◆ REQUIREMENTS ◆
Select, from the data, each line where "image" occurs.

[BEGIN LISTED RECORDS]

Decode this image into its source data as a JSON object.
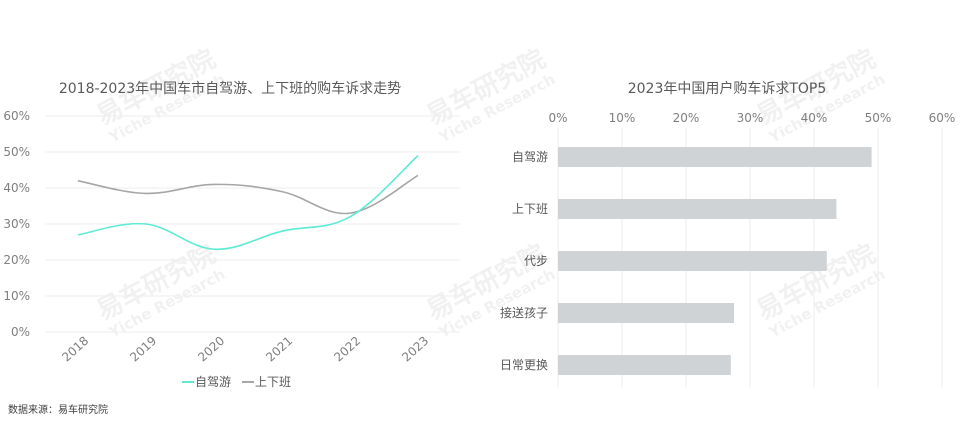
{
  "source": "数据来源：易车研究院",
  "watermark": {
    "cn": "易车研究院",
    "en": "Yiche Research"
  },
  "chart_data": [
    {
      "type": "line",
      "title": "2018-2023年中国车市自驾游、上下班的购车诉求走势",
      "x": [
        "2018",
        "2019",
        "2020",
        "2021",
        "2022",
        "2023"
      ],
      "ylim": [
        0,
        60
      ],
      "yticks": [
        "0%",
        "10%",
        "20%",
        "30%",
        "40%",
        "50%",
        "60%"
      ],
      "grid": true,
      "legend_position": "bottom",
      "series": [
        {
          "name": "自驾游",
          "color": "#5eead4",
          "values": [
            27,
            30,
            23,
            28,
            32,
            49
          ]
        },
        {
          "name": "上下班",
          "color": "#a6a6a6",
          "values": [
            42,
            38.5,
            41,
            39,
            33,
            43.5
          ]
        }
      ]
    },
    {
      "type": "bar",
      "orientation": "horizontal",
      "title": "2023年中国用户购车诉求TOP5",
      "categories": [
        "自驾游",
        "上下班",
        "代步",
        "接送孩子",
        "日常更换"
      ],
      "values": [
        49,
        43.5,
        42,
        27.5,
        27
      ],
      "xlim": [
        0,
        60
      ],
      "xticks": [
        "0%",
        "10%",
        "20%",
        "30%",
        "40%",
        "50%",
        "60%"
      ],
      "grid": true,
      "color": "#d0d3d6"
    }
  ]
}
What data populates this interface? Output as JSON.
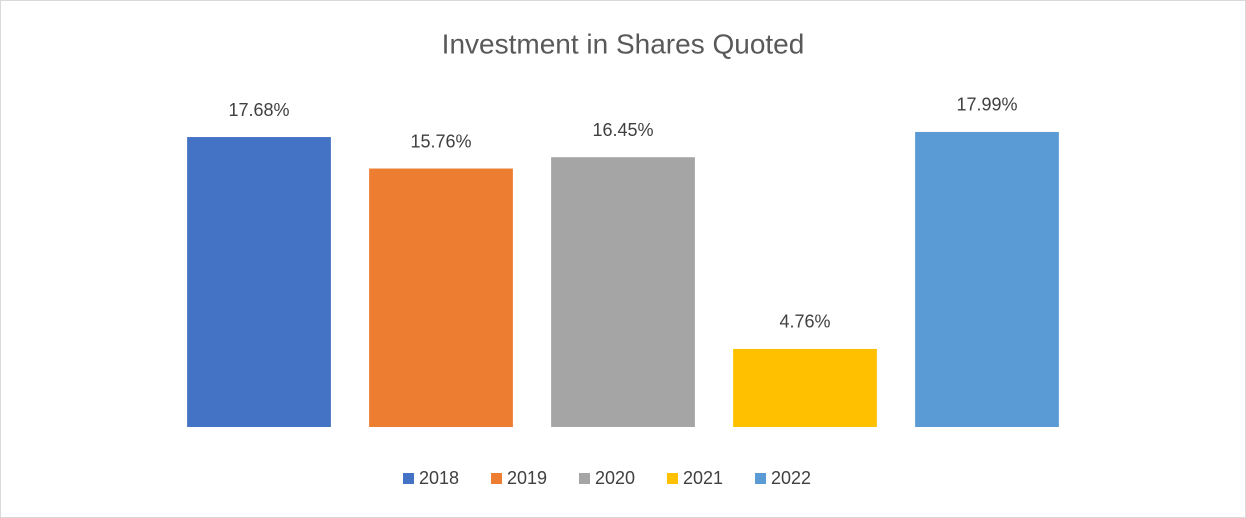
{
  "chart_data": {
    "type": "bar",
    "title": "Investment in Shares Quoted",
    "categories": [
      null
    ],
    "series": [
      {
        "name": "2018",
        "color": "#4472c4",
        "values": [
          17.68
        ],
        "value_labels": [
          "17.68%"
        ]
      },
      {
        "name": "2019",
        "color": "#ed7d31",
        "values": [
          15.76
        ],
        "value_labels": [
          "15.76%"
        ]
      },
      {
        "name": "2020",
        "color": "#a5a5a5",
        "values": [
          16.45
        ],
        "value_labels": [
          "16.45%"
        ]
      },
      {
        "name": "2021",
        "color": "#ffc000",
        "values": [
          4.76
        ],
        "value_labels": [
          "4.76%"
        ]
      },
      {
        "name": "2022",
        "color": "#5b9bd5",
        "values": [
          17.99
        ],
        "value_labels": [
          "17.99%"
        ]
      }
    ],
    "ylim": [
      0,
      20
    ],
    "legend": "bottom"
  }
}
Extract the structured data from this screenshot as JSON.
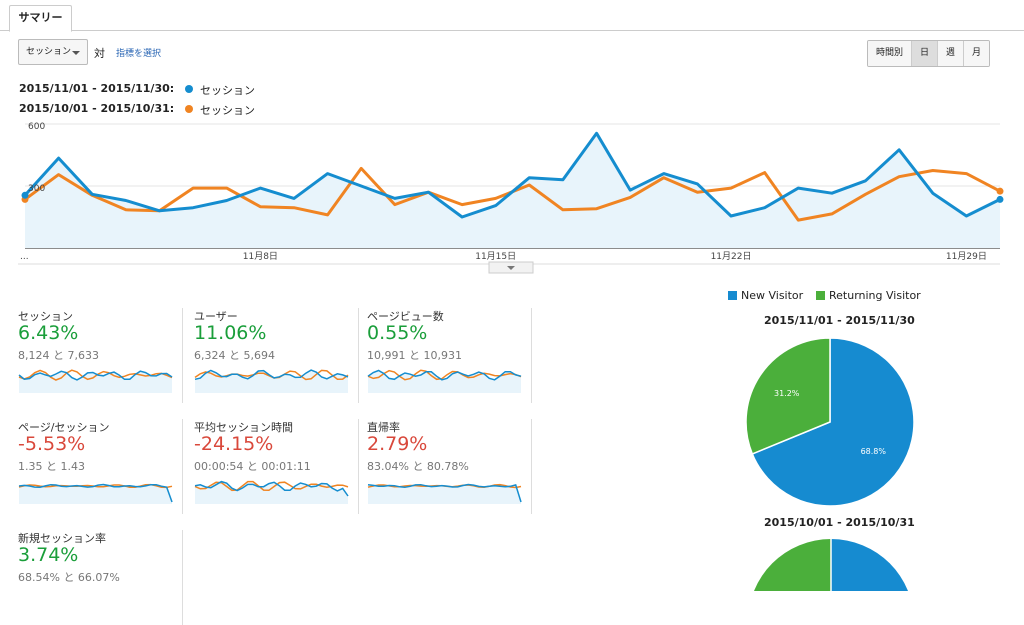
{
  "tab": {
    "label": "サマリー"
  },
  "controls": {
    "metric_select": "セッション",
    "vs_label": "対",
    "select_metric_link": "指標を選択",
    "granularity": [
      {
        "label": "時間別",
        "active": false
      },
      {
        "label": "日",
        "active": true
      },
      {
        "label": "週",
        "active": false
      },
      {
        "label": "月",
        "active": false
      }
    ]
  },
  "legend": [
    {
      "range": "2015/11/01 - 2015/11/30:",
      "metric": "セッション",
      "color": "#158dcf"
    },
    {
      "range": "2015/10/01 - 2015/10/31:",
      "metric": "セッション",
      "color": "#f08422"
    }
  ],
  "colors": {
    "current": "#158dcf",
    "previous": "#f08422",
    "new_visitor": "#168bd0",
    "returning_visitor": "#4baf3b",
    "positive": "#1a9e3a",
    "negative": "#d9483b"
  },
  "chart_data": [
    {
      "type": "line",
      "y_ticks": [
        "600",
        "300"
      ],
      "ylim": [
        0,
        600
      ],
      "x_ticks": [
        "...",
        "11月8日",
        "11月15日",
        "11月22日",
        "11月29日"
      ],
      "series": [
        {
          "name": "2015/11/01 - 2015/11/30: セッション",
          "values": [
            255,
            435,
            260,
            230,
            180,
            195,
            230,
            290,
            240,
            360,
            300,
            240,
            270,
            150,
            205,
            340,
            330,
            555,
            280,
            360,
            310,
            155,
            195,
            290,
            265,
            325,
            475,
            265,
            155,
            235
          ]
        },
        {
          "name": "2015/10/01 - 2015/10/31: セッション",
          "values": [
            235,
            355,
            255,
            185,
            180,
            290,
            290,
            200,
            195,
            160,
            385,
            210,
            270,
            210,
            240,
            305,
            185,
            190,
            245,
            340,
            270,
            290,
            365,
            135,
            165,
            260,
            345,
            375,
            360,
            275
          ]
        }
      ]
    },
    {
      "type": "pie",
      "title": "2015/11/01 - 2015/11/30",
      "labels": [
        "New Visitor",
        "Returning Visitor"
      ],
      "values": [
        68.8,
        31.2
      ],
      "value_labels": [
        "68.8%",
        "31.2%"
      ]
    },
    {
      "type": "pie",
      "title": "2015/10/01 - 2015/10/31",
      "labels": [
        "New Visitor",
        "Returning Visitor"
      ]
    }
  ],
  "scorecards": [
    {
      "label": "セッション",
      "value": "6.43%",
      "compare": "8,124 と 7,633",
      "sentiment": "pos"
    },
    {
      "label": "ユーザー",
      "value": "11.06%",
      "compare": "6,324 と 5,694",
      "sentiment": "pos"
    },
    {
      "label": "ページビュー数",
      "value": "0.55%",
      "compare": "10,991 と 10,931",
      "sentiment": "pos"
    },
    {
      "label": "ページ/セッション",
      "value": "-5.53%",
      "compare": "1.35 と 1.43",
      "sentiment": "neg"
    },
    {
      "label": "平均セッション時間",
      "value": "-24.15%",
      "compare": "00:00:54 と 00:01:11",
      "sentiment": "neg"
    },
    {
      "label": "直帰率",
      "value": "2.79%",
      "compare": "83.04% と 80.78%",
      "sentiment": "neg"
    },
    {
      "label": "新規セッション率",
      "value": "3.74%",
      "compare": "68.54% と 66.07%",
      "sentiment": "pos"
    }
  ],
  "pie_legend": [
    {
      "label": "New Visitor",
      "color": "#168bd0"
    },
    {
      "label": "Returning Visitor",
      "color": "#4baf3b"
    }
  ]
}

[END LISTED RECORDS]
[BEGIN LISTED RECORDS]

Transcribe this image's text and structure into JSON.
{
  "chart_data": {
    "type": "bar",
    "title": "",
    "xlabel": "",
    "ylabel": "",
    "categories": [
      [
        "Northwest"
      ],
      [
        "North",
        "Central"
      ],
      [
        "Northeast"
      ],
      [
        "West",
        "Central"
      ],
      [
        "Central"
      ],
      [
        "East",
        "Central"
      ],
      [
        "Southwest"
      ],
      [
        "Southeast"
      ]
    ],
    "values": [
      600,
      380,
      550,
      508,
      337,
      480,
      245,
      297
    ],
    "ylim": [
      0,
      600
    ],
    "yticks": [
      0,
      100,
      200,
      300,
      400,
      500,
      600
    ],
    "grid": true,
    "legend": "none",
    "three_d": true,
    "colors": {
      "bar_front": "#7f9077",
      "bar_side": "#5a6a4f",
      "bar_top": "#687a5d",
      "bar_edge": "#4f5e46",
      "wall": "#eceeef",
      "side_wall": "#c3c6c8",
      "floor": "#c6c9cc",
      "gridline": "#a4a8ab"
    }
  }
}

[END LISTED RECORDS]

◆ TASK SOLUTION ◆
Decode this image into its source data as a JSON object.
Transcribe this image's text and structure into JSON.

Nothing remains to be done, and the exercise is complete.